(Consigne A) Recopiez fidèlement l'extrait de procédure depuis « Vu la procédure » jusqu'à « pays de renvoi. » inclus.
(Consigne B)
Répondez aux questions suivantes à partir de l'extrait de procédure :
(i) Quel préfet a pris l'arrêté du 1er février 2023 ?
(ii) Dans quel délai l'obligation de quitter le territoire français devait-elle être exécutée ?
(iii) Quel numéro porte le jugement du 13 octobre 2023 ?
(Consigne C) Rédigez la suite de l'extrait de procédure à partir de sa dernière phrase.

(Texte présenté)
#####

Vu la procédure suivante :
Procédure contentieuse antérieure :
M. B... a demandé au tribunal administratif de Rennes d'annuler l'arrêté du 1er février 2023 du préfet des Côtes-d'Armor portant refus de titre de séjour, obligation de quitter le territoire français dans un délai de trente jours et fixant son pays de renvoi.
Par un jugement n° 2303960 du 13 octobre 2023, le tribunal administratif de Rennes a rejeté sa demande.

#####

(Données disponibles)
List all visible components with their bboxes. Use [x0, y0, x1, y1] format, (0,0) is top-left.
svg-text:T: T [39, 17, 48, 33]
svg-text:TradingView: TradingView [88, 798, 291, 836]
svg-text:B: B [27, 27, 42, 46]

#####

(Réponse rédigée A)
Vu la procédure suivante :
Procédure contentieuse antérieure :
M. B... a demandé au tribunal administratif de Rennes d'annuler l'arrêté du 1er février 2023 du préfet des Côtes-d'Armor portant refus de titre de séjour, obligation de quitter le territoire français dans un délai de trente jours et fixant son pays de renvoi.

(Réponse rédigée B)
(i) Le préfet des Côtes-d'Armor.
(ii) Dans un délai de trente jours.
(iii) Le jugement porte le n° 2303960.

(Réponse rédigée C)
Procédure devant la cour :
Par une requête enregistrée le 8 avril 2024, M. B..., représenté par Me Le Bihan, demande à la cour :
1°) d'annuler ce jugement du tribunal administratif de Rennes du 13 octobre 2023 ;
2°) d'annuler l'arrêté du 1er février 2024 ;
3°) d'enjoindre au préfet des Côtes-d'Armor de lui délivrer un titre de séjour portant la mention " vie privée et familiale " ou salarié ou, à titre subsidiaire, de réexaminer sa situation dans un délai d'un mois à compter de la notification de l'arrêt à intervenir et dans l'attente de lui délivrer une autorisation provisoire de séjour l'autorisant à travailler sous huit jours ;
4°) de mettre à la charge de l'Etat le versement à son conseil, qui renonce à percevoir la part contributive de l'Etat au titre de l'aide juridictionnelle, d'une somme de 1 800 euros sur le fondement des dispositions combinées des articles L. 761-1 du code de justice administrative et 37 de la loi n° 91-647 du 10 juillet 1991.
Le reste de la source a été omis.